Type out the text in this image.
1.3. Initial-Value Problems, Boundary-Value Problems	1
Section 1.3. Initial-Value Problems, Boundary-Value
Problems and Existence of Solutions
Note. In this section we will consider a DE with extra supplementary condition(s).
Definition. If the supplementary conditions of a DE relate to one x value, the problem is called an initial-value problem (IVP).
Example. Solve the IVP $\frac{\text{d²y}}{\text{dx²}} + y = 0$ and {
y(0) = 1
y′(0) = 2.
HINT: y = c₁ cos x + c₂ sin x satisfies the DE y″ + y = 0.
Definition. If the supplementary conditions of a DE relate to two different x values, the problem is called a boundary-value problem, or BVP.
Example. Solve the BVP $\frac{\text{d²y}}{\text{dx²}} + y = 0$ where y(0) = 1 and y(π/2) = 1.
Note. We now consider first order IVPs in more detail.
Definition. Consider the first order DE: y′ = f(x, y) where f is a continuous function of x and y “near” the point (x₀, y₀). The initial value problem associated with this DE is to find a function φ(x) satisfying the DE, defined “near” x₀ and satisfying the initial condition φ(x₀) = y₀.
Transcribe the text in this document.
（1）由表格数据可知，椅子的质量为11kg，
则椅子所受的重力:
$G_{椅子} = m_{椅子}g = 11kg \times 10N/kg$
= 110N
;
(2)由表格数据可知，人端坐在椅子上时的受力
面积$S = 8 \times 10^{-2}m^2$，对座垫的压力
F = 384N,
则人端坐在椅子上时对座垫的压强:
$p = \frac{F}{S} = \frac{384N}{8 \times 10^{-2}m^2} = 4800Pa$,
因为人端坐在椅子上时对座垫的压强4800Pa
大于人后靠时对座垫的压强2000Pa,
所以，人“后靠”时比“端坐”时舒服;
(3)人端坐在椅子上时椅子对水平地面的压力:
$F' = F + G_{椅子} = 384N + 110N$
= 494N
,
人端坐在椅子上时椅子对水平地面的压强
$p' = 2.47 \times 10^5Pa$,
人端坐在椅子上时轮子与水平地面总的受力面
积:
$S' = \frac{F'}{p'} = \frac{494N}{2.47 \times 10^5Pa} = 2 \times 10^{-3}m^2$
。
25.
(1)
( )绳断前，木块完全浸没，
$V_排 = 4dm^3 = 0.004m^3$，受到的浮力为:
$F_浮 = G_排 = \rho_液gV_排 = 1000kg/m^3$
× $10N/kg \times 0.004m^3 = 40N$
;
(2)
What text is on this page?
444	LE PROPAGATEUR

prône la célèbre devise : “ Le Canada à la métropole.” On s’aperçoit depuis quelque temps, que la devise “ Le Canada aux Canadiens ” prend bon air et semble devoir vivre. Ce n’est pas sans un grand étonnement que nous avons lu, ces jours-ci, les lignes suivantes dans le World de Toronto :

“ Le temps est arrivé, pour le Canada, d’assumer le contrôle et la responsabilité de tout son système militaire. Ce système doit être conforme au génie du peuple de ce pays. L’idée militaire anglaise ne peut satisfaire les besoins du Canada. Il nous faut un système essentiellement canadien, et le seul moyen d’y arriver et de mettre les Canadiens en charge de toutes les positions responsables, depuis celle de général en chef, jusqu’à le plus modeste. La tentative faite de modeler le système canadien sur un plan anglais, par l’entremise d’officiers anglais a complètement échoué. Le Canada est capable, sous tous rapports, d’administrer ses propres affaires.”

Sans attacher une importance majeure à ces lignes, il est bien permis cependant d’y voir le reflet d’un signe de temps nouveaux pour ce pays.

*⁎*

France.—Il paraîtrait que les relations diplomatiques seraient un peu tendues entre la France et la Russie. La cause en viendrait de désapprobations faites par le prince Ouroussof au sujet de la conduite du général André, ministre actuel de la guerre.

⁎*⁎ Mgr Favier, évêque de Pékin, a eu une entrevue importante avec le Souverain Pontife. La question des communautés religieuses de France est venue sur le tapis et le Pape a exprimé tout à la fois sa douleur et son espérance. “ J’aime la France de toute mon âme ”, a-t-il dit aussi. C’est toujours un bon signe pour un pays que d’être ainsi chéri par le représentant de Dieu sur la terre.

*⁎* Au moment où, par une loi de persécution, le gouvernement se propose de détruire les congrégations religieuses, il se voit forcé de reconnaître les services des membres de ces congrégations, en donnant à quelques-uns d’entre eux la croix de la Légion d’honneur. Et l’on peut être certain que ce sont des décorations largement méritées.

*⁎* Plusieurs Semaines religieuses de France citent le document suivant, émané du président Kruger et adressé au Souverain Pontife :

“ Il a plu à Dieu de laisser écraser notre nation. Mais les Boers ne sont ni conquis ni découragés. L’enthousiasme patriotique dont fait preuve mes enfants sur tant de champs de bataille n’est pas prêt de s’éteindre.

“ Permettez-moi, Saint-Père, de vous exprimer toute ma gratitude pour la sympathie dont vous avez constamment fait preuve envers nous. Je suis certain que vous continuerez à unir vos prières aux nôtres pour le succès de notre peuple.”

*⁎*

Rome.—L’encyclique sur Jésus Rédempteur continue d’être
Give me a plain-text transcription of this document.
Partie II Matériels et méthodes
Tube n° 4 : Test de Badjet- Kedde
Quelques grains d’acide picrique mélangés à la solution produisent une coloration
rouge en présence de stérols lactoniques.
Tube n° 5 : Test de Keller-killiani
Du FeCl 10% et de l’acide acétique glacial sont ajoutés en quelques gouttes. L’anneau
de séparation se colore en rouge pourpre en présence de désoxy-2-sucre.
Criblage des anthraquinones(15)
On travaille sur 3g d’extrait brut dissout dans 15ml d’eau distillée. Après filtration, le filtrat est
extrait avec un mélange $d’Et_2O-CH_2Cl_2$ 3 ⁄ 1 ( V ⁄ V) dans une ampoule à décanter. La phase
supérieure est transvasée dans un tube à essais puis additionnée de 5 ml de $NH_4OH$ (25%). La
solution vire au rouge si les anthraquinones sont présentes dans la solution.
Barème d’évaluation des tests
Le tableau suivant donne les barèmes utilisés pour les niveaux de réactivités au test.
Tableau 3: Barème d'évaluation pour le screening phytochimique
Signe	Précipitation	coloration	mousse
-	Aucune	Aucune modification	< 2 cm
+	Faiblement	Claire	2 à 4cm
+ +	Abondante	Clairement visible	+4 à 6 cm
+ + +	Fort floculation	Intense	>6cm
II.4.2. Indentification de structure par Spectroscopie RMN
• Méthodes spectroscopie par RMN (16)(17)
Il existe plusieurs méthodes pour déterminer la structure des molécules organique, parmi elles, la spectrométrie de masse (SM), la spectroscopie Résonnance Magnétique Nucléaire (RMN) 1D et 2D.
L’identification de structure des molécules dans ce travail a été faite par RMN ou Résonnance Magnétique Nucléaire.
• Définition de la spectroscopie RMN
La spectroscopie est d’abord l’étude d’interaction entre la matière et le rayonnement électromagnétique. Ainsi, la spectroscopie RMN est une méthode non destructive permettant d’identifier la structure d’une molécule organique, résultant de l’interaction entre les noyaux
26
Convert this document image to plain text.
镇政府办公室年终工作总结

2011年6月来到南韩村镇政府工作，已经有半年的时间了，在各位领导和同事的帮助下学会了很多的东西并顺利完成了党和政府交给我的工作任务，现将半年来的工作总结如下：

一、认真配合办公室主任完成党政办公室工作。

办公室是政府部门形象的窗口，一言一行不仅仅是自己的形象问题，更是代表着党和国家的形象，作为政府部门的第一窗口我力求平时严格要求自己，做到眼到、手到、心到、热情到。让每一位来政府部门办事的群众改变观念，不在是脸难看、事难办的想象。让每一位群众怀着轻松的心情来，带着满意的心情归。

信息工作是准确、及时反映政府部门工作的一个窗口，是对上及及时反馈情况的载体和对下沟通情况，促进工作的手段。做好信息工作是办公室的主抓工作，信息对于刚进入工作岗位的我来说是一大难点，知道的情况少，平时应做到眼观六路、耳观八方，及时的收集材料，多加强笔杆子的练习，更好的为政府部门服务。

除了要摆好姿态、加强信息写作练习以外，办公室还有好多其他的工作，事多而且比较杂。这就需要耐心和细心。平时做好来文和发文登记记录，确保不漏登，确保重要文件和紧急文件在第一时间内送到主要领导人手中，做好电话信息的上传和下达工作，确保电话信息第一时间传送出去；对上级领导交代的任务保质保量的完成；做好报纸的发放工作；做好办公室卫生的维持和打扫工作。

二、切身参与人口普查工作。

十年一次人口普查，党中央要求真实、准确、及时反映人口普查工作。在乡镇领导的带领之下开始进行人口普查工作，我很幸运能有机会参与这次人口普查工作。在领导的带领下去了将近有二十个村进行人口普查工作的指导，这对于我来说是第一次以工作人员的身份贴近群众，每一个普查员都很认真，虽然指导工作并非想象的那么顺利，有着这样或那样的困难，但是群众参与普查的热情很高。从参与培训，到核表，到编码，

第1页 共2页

▸ **What the exercise asks**
Write out exactly the lines of the entries above that run from the line containing "Convert this document image to plain text." through the last line, including both.

▸ **Solution to the problem**
Convert this document image to plain text.
镇政府办公室年终工作总结

2011年6月来到南韩村镇政府工作，已经有半年的时间了，在各位领导和同事的帮助下学会了很多的东西并顺利完成了党和政府交给我的工作任务，现将半年来的工作总结如下：

一、认真配合办公室主任完成党政办公室工作。

办公室是政府部门形象的窗口，一言一行不仅仅是自己的形象问题，更是代表着党和国家的形象，作为政府部门的第一窗口我力求平时严格要求自己，做到眼到、手到、心到、热情到。让每一位来政府部门办事的群众改变观念，不在是脸难看、事难办的想象。让每一位群众怀着轻松的心情来，带着满意的心情归。

信息工作是准确、及时反映政府部门工作的一个窗口，是对上及及时反馈情况的载体和对下沟通情况，促进工作的手段。做好信息工作是办公室的主抓工作，信息对于刚进入工作岗位的我来说是一大难点，知道的情况少，平时应做到眼观六路、耳观八方，及时的收集材料，多加强笔杆子的练习，更好的为政府部门服务。

除了要摆好姿态、加强信息写作练习以外，办公室还有好多其他的工作，事多而且比较杂。这就需要耐心和细心。平时做好来文和发文登记记录，确保不漏登，确保重要文件和紧急文件在第一时间内送到主要领导人手中，做好电话信息的上传和下达工作，确保电话信息第一时间传送出去；对上级领导交代的任务保质保量的完成；做好报纸的发放工作；做好办公室卫生的维持和打扫工作。

二、切身参与人口普查工作。

十年一次人口普查，党中央要求真实、准确、及时反映人口普查工作。在乡镇领导的带领之下开始进行人口普查工作，我很幸运能有机会参与这次人口普查工作。在领导的带领下去了将近有二十个村进行人口普查工作的指导，这对于我来说是第一次以工作人员的身份贴近群众，每一个普查员都很认真，虽然指导工作并非想象的那么顺利，有着这样或那样的困难，但是群众参与普查的热情很高。从参与培训，到核表，到编码，

第1页 共2页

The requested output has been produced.